### Dataset excerpts
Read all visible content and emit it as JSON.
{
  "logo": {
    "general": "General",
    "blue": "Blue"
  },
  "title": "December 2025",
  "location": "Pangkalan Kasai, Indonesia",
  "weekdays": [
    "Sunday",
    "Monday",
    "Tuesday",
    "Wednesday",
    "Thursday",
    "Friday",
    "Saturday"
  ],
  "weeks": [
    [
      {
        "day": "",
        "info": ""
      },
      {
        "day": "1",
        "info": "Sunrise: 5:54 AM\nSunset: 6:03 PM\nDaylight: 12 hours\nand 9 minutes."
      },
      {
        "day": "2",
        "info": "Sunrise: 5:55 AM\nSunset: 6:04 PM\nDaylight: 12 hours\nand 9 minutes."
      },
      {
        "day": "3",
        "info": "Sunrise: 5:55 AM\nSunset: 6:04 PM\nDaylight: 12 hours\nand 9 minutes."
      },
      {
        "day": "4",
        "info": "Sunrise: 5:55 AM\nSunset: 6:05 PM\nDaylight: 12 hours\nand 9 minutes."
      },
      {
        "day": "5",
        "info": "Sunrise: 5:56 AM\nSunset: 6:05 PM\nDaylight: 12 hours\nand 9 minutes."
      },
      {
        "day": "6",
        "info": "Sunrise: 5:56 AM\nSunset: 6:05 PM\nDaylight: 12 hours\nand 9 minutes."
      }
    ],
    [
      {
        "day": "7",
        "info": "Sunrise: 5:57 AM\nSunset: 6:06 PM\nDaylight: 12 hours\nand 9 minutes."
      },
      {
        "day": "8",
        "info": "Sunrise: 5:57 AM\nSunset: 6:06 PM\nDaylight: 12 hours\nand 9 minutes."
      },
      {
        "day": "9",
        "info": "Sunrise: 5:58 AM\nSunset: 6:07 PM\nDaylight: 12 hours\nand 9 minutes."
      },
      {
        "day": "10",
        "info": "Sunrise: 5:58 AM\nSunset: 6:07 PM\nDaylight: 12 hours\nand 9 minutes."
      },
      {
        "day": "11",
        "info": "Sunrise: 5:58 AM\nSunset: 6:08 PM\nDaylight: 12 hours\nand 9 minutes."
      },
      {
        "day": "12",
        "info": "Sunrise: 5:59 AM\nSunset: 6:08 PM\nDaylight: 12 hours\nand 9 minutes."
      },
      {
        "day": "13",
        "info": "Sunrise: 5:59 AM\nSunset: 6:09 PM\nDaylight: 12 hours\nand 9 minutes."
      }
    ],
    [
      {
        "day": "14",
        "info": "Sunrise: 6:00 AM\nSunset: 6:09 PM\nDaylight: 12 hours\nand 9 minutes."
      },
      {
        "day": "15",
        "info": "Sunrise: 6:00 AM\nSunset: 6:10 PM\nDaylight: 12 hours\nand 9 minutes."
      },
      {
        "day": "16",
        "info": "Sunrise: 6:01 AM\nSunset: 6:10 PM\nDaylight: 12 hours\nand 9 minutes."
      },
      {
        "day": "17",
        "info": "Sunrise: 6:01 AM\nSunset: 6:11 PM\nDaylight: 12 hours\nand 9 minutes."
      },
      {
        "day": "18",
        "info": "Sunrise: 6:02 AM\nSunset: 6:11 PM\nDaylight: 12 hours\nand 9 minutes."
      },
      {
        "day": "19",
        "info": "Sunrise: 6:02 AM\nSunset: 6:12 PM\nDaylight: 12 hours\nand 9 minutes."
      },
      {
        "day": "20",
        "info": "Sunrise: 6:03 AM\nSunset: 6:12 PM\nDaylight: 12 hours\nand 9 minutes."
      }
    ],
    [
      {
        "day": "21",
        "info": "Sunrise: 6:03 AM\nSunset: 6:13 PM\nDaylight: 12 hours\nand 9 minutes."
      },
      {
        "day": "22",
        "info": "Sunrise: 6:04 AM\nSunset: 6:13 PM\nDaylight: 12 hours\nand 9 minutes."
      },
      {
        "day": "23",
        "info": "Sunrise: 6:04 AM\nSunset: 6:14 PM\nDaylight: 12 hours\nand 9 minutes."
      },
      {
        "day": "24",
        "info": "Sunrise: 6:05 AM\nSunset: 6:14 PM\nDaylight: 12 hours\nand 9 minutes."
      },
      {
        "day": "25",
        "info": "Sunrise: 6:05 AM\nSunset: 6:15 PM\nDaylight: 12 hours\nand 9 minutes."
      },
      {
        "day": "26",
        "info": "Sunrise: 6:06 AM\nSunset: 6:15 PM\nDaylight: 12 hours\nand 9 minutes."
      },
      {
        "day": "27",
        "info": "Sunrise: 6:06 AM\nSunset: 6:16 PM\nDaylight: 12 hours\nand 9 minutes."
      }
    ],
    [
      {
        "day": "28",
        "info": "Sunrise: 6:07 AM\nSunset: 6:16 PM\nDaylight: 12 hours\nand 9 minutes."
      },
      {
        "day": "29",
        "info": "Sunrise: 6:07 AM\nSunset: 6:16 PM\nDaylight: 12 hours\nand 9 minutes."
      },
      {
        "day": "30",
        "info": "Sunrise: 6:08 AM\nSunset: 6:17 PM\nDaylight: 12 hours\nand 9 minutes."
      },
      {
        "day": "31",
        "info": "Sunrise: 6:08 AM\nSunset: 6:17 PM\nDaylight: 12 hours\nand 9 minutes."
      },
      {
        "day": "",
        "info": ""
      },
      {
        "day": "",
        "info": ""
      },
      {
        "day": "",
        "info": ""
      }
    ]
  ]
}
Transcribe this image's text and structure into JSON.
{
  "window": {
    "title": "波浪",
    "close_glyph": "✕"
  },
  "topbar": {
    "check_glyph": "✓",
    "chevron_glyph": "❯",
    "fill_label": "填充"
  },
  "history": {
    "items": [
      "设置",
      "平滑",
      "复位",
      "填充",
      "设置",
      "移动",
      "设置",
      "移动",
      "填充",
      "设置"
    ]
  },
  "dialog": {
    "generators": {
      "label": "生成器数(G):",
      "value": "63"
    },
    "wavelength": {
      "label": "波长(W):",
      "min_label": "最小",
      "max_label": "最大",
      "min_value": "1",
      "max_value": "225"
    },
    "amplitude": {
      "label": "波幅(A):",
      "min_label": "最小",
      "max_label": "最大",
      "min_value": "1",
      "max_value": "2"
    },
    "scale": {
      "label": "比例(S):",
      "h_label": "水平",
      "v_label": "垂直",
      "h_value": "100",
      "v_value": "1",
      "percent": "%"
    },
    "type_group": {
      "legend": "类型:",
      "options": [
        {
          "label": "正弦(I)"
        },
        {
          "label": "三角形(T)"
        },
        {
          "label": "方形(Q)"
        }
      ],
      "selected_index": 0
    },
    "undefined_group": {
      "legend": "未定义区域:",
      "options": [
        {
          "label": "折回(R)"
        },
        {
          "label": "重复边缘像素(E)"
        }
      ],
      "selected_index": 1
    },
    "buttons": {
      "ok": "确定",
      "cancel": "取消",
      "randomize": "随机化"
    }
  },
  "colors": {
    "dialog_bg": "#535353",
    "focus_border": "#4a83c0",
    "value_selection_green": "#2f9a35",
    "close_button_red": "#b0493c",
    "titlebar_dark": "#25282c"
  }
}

### What you should do
Return the full listing, character for character.

### Full answer
Read all visible content and emit it as JSON.
{
  "logo": {
    "general": "General",
    "blue": "Blue"
  },
  "title": "December 2025",
  "location": "Pangkalan Kasai, Indonesia",
  "weekdays": [
    "Sunday",
    "Monday",
    "Tuesday",
    "Wednesday",
    "Thursday",
    "Friday",
    "Saturday"
  ],
  "weeks": [
    [
      {
        "day": "",
        "info": ""
      },
      {
        "day": "1",
        "info": "Sunrise: 5:54 AM\nSunset: 6:03 PM\nDaylight: 12 hours\nand 9 minutes."
      },
      {
        "day": "2",
        "info": "Sunrise: 5:55 AM\nSunset: 6:04 PM\nDaylight: 12 hours\nand 9 minutes."
      },
      {
        "day": "3",
        "info": "Sunrise: 5:55 AM\nSunset: 6:04 PM\nDaylight: 12 hours\nand 9 minutes."
      },
      {
        "day": "4",
        "info": "Sunrise: 5:55 AM\nSunset: 6:05 PM\nDaylight: 12 hours\nand 9 minutes."
      },
      {
        "day": "5",
        "info": "Sunrise: 5:56 AM\nSunset: 6:05 PM\nDaylight: 12 hours\nand 9 minutes."
      },
      {
        "day": "6",
        "info": "Sunrise: 5:56 AM\nSunset: 6:05 PM\nDaylight: 12 hours\nand 9 minutes."
      }
    ],
    [
      {
        "day": "7",
        "info": "Sunrise: 5:57 AM\nSunset: 6:06 PM\nDaylight: 12 hours\nand 9 minutes."
      },
      {
        "day": "8",
        "info": "Sunrise: 5:57 AM\nSunset: 6:06 PM\nDaylight: 12 hours\nand 9 minutes."
      },
      {
        "day": "9",
        "info": "Sunrise: 5:58 AM\nSunset: 6:07 PM\nDaylight: 12 hours\nand 9 minutes."
      },
      {
        "day": "10",
        "info": "Sunrise: 5:58 AM\nSunset: 6:07 PM\nDaylight: 12 hours\nand 9 minutes."
      },
      {
        "day": "11",
        "info": "Sunrise: 5:58 AM\nSunset: 6:08 PM\nDaylight: 12 hours\nand 9 minutes."
      },
      {
        "day": "12",
        "info": "Sunrise: 5:59 AM\nSunset: 6:08 PM\nDaylight: 12 hours\nand 9 minutes."
      },
      {
        "day": "13",
        "info": "Sunrise: 5:59 AM\nSunset: 6:09 PM\nDaylight: 12 hours\nand 9 minutes."
      }
    ],
    [
      {
        "day": "14",
        "info": "Sunrise: 6:00 AM\nSunset: 6:09 PM\nDaylight: 12 hours\nand 9 minutes."
      },
      {
        "day": "15",
        "info": "Sunrise: 6:00 AM\nSunset: 6:10 PM\nDaylight: 12 hours\nand 9 minutes."
      },
      {
        "day": "16",
        "info": "Sunrise: 6:01 AM\nSunset: 6:10 PM\nDaylight: 12 hours\nand 9 minutes."
      },
      {
        "day": "17",
        "info": "Sunrise: 6:01 AM\nSunset: 6:11 PM\nDaylight: 12 hours\nand 9 minutes."
      },
      {
        "day": "18",
        "info": "Sunrise: 6:02 AM\nSunset: 6:11 PM\nDaylight: 12 hours\nand 9 minutes."
      },
      {
        "day": "19",
        "info": "Sunrise: 6:02 AM\nSunset: 6:12 PM\nDaylight: 12 hours\nand 9 minutes."
      },
      {
        "day": "20",
        "info": "Sunrise: 6:03 AM\nSunset: 6:12 PM\nDaylight: 12 hours\nand 9 minutes."
      }
    ],
    [
      {
        "day": "21",
        "info": "Sunrise: 6:03 AM\nSunset: 6:13 PM\nDaylight: 12 hours\nand 9 minutes."
      },
      {
        "day": "22",
        "info": "Sunrise: 6:04 AM\nSunset: 6:13 PM\nDaylight: 12 hours\nand 9 minutes."
      },
      {
        "day": "23",
        "info": "Sunrise: 6:04 AM\nSunset: 6:14 PM\nDaylight: 12 hours\nand 9 minutes."
      },
      {
        "day": "24",
        "info": "Sunrise: 6:05 AM\nSunset: 6:14 PM\nDaylight: 12 hours\nand 9 minutes."
      },
      {
        "day": "25",
        "info": "Sunrise: 6:05 AM\nSunset: 6:15 PM\nDaylight: 12 hours\nand 9 minutes."
      },
      {
        "day": "26",
        "info": "Sunrise: 6:06 AM\nSunset: 6:15 PM\nDaylight: 12 hours\nand 9 minutes."
      },
      {
        "day": "27",
        "info": "Sunrise: 6:06 AM\nSunset: 6:16 PM\nDaylight: 12 hours\nand 9 minutes."
      }
    ],
    [
      {
        "day": "28",
        "info": "Sunrise: 6:07 AM\nSunset: 6:16 PM\nDaylight: 12 hours\nand 9 minutes."
      },
      {
        "day": "29",
        "info": "Sunrise: 6:07 AM\nSunset: 6:16 PM\nDaylight: 12 hours\nand 9 minutes."
      },
      {
        "day": "30",
        "info": "Sunrise: 6:08 AM\nSunset: 6:17 PM\nDaylight: 12 hours\nand 9 minutes."
      },
      {
        "day": "31",
        "info": "Sunrise: 6:08 AM\nSunset: 6:17 PM\nDaylight: 12 hours\nand 9 minutes."
      },
      {
        "day": "",
        "info": ""
      },
      {
        "day": "",
        "info": ""
      },
      {
        "day": "",
        "info": ""
      }
    ]
  ]
}
Transcribe this image's text and structure into JSON.
{
  "window": {
    "title": "波浪",
    "close_glyph": "✕"
  },
  "topbar": {
    "check_glyph": "✓",
    "chevron_glyph": "❯",
    "fill_label": "填充"
  },
  "history": {
    "items": [
      "设置",
      "平滑",
      "复位",
      "填充",
      "设置",
      "移动",
      "设置",
      "移动",
      "填充",
      "设置"
    ]
  },
  "dialog": {
    "generators": {
      "label": "生成器数(G):",
      "value": "63"
    },
    "wavelength": {
      "label": "波长(W):",
      "min_label": "最小",
      "max_label": "最大",
      "min_value": "1",
      "max_value": "225"
    },
    "amplitude": {
      "label": "波幅(A):",
      "min_label": "最小",
      "max_label": "最大",
      "min_value": "1",
      "max_value": "2"
    },
    "scale": {
      "label": "比例(S):",
      "h_label": "水平",
      "v_label": "垂直",
      "h_value": "100",
      "v_value": "1",
      "percent": "%"
    },
    "type_group": {
      "legend": "类型:",
      "options": [
        {
          "label": "正弦(I)"
        },
        {
          "label": "三角形(T)"
        },
        {
          "label": "方形(Q)"
        }
      ],
      "selected_index": 0
    },
    "undefined_group": {
      "legend": "未定义区域:",
      "options": [
        {
          "label": "折回(R)"
        },
        {
          "label": "重复边缘像素(E)"
        }
      ],
      "selected_index": 1
    },
    "buttons": {
      "ok": "确定",
      "cancel": "取消",
      "randomize": "随机化"
    }
  },
  "colors": {
    "dialog_bg": "#535353",
    "focus_border": "#4a83c0",
    "value_selection_green": "#2f9a35",
    "close_button_red": "#b0493c",
    "titlebar_dark": "#25282c"
  }
}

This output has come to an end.